== Extracted records ==

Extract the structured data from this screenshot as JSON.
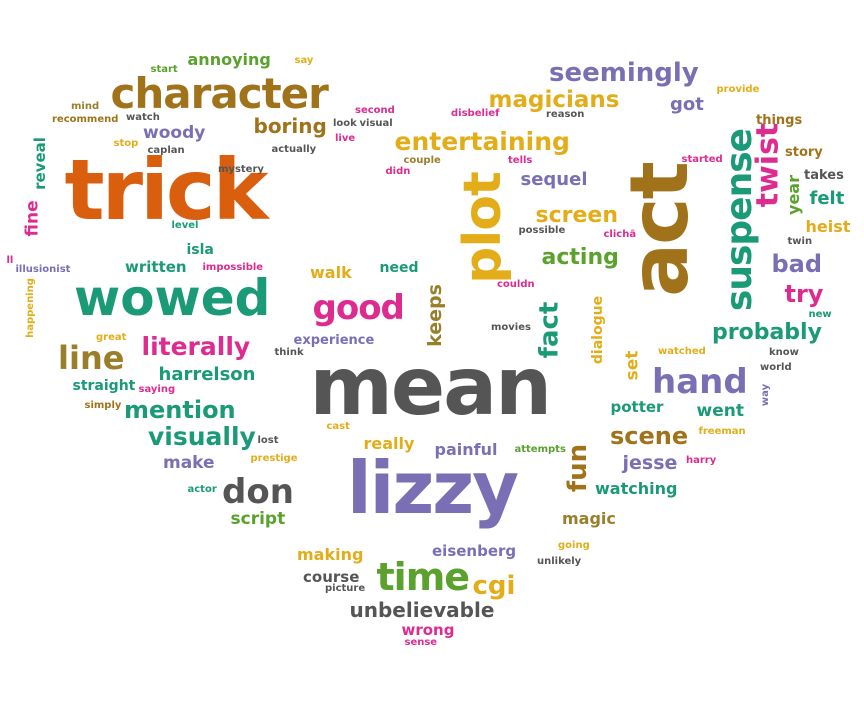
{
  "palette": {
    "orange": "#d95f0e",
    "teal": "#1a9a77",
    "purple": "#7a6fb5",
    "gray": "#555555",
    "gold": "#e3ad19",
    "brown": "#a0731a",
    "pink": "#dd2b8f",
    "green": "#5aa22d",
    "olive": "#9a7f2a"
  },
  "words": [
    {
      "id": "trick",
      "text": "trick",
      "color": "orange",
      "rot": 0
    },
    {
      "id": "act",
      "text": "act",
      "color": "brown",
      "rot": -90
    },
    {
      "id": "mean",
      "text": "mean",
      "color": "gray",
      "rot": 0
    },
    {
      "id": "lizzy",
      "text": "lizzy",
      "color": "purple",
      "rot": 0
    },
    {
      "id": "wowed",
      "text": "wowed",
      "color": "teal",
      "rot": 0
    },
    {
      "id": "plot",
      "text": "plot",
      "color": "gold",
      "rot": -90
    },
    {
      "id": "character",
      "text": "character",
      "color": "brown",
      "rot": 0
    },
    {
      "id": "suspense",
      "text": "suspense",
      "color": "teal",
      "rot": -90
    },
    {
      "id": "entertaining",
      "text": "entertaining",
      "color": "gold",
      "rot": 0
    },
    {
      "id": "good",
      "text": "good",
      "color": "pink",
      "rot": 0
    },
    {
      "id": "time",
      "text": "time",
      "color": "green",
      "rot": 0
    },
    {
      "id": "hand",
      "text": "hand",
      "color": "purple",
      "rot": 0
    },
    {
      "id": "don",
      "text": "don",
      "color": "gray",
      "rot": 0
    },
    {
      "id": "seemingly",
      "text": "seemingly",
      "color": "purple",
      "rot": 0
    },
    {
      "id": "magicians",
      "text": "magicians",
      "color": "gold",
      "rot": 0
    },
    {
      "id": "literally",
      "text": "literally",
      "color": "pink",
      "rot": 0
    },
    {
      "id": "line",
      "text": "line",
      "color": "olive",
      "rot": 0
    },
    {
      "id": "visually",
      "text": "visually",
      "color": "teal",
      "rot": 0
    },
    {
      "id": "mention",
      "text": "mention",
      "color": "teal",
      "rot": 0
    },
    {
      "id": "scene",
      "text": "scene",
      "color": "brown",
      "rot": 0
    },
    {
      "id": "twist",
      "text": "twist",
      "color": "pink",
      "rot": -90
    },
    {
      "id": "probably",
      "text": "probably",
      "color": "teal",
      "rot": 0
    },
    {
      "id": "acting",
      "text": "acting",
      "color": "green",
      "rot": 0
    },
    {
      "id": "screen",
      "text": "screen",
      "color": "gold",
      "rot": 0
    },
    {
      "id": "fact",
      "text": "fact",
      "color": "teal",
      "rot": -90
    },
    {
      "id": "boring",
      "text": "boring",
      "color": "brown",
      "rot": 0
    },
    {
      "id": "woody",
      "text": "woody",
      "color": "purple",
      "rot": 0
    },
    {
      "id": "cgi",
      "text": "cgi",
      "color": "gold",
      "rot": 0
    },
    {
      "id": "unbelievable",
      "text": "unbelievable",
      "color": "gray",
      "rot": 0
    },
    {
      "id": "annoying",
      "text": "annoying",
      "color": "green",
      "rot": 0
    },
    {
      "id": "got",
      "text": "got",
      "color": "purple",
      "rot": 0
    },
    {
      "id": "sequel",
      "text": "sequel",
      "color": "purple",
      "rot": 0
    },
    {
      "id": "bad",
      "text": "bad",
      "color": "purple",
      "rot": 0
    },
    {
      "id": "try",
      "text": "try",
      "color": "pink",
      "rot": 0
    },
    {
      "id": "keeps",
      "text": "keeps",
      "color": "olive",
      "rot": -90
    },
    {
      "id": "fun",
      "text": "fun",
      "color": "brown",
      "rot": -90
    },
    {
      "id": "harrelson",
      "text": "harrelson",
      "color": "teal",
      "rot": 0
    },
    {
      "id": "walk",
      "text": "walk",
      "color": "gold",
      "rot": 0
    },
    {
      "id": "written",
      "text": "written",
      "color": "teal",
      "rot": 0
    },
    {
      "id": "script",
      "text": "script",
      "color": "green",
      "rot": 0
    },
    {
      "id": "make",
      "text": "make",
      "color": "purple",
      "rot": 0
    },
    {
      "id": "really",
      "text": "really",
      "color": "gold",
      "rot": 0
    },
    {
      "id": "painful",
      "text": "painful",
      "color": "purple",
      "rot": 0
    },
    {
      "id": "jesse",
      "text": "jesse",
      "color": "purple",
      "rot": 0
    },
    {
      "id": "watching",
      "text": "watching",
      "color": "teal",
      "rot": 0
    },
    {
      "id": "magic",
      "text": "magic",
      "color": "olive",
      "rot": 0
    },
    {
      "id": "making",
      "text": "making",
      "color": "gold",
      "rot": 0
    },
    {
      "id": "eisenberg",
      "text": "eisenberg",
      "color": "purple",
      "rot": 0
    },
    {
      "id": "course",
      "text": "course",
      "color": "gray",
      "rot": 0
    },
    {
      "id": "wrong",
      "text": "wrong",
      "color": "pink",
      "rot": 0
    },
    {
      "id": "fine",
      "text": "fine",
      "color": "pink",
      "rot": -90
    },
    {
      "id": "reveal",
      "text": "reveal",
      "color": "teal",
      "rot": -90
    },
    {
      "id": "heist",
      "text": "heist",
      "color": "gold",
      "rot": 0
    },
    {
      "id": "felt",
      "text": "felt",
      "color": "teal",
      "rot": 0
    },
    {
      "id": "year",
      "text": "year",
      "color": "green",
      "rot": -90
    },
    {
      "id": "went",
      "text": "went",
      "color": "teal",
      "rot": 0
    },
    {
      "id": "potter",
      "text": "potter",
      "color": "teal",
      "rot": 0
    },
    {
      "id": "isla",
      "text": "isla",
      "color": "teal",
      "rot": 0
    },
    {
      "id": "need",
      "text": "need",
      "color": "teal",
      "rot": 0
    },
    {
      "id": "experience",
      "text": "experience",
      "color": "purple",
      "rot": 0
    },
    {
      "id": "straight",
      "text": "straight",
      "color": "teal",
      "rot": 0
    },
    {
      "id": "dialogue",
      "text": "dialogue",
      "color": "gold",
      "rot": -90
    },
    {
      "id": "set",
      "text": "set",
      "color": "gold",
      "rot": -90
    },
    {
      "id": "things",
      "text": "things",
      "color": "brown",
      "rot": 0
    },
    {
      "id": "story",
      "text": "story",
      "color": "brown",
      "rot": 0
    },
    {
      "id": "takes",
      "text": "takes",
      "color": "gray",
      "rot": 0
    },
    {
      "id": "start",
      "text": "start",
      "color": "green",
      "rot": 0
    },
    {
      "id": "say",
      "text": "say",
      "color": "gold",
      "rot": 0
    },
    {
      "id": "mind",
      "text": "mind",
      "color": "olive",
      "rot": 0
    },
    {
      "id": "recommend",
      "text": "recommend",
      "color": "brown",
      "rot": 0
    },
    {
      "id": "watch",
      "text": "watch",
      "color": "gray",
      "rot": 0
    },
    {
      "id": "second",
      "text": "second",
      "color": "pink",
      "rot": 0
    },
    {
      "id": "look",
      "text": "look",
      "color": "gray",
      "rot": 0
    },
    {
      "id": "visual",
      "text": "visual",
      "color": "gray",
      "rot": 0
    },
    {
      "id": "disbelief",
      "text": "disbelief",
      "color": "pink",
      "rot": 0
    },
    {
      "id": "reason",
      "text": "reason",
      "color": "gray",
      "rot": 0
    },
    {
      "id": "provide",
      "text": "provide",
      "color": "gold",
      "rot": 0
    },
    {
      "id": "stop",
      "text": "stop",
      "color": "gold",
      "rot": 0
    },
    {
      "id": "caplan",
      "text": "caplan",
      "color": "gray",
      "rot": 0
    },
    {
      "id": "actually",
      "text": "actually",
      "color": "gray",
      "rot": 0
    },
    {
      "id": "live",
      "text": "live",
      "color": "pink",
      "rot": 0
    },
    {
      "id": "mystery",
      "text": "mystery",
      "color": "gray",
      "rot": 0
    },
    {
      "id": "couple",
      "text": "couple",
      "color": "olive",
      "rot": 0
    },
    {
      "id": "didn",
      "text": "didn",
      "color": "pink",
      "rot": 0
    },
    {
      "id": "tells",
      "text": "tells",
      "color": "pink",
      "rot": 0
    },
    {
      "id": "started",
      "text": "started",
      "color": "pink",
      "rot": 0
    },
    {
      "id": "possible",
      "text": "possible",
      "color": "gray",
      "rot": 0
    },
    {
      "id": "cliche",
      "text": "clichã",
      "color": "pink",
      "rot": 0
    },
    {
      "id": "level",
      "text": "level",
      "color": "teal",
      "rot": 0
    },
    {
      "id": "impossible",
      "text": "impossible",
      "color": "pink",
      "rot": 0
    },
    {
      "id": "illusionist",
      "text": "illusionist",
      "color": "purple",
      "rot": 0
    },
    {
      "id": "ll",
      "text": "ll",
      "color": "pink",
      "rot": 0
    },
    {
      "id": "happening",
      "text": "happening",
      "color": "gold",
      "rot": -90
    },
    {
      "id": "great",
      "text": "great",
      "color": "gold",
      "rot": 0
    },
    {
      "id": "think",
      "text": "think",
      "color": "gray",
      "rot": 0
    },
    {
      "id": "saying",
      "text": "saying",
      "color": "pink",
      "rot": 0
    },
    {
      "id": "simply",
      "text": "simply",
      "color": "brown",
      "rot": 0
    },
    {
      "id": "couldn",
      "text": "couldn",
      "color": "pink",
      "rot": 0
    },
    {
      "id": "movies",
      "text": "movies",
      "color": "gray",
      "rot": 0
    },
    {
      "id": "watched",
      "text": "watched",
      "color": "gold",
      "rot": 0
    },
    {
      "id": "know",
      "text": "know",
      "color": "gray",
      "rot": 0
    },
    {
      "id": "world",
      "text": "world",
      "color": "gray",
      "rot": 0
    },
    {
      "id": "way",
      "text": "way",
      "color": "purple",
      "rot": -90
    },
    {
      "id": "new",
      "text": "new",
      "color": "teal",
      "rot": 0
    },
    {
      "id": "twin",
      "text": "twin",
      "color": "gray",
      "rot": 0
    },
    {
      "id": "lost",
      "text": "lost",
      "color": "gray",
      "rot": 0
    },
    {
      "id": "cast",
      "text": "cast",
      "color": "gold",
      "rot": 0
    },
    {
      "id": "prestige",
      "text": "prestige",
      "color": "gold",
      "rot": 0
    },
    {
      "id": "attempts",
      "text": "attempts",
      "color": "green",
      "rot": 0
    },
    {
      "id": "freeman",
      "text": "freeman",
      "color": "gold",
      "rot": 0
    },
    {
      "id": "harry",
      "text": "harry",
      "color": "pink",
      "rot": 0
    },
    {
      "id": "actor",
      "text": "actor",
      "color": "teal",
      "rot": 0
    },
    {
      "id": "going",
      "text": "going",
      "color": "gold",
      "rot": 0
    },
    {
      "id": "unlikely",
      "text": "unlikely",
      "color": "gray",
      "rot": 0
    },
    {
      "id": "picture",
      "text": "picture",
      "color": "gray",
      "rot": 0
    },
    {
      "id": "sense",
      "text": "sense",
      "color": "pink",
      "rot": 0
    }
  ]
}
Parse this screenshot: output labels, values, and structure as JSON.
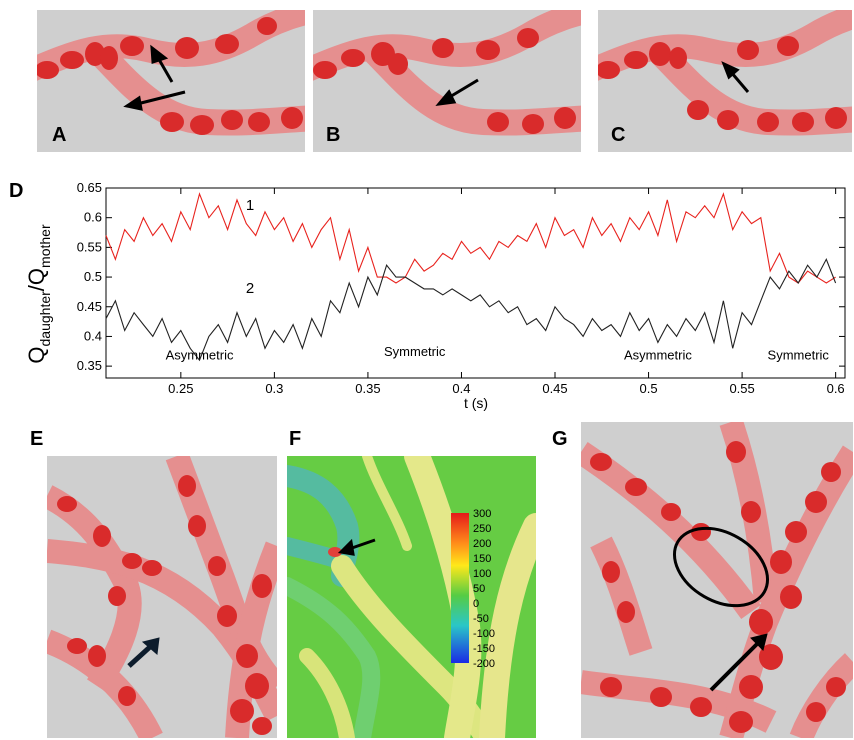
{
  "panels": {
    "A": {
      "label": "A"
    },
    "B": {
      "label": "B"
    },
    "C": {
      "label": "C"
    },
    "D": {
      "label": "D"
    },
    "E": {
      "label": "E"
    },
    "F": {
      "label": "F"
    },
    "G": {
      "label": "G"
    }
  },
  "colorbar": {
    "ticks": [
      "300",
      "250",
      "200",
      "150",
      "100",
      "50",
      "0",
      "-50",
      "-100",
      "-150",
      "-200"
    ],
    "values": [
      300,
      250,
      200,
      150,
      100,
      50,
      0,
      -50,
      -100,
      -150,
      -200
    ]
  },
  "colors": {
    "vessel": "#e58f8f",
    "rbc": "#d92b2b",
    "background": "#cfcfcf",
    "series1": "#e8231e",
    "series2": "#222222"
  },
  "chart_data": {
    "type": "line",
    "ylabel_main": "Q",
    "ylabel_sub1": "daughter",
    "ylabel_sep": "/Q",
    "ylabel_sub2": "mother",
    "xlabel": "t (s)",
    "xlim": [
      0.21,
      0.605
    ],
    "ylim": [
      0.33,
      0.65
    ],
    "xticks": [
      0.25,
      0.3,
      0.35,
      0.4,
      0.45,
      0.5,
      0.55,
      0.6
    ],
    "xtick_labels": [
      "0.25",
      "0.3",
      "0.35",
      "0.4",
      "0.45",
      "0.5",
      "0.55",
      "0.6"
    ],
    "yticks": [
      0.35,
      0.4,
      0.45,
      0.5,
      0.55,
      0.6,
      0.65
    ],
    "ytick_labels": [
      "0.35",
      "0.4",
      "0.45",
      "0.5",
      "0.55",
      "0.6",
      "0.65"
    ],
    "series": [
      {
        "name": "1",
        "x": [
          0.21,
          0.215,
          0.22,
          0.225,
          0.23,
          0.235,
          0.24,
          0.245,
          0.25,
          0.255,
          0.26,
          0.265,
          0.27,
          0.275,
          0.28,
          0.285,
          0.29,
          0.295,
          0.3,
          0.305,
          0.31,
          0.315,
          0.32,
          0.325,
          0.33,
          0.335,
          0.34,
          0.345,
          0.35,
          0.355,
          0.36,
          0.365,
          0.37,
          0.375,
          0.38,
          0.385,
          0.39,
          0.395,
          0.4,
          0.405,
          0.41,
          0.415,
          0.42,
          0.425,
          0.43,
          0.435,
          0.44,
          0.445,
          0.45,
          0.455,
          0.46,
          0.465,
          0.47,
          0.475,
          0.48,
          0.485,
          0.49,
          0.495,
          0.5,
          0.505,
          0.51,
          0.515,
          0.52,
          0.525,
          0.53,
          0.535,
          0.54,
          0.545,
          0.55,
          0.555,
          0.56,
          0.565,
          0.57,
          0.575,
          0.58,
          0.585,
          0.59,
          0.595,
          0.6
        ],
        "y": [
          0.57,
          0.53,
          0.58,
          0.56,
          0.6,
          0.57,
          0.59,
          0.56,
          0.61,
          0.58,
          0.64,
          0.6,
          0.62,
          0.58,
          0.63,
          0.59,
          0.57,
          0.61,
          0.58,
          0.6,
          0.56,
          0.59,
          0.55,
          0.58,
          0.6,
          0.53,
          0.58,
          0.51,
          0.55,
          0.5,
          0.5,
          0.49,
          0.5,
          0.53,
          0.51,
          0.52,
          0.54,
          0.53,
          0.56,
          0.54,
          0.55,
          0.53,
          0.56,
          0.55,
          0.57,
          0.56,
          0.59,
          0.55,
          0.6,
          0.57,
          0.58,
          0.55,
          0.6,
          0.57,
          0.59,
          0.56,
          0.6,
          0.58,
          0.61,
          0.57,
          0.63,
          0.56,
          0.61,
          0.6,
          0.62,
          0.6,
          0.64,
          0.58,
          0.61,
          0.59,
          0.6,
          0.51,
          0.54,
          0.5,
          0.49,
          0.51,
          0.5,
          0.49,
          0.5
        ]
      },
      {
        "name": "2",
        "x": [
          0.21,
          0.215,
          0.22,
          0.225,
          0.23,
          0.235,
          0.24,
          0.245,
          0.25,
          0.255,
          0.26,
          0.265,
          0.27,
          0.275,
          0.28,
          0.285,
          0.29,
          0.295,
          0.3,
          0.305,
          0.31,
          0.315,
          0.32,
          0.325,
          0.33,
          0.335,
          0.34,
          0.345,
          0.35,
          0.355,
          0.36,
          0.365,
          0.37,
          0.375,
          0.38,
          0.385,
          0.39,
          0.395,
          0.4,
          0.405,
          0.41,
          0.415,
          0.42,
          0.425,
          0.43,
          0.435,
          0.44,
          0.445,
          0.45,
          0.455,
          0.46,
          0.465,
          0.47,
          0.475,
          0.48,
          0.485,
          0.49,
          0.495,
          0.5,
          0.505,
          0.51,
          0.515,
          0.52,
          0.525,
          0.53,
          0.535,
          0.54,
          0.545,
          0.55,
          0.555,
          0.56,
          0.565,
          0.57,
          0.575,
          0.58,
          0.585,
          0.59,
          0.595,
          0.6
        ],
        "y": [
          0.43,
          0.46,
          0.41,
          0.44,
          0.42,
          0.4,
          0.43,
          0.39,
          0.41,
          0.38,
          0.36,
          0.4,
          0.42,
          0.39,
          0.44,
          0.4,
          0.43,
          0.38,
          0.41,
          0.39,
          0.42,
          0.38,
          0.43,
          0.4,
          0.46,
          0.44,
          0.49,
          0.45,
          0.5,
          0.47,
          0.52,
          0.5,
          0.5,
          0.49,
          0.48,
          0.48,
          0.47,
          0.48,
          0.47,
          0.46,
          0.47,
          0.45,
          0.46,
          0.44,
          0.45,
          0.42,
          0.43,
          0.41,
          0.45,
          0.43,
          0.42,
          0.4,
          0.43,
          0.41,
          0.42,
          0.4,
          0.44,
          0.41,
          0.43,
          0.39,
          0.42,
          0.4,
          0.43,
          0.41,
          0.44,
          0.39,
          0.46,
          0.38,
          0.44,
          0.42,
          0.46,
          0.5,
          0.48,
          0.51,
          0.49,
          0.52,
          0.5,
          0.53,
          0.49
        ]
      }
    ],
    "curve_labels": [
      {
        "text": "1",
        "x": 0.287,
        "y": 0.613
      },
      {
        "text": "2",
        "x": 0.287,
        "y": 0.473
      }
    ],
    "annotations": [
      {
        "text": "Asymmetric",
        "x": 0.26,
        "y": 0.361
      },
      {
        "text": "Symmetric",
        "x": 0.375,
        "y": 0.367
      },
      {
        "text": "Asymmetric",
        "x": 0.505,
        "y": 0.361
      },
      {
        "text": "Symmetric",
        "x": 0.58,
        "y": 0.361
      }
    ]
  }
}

===

From the entries above, pull out each line that includes "screenshot".

Extract the structured data from this screenshot as JSON.
Parse this screenshot: output labels, values, and structure as JSON.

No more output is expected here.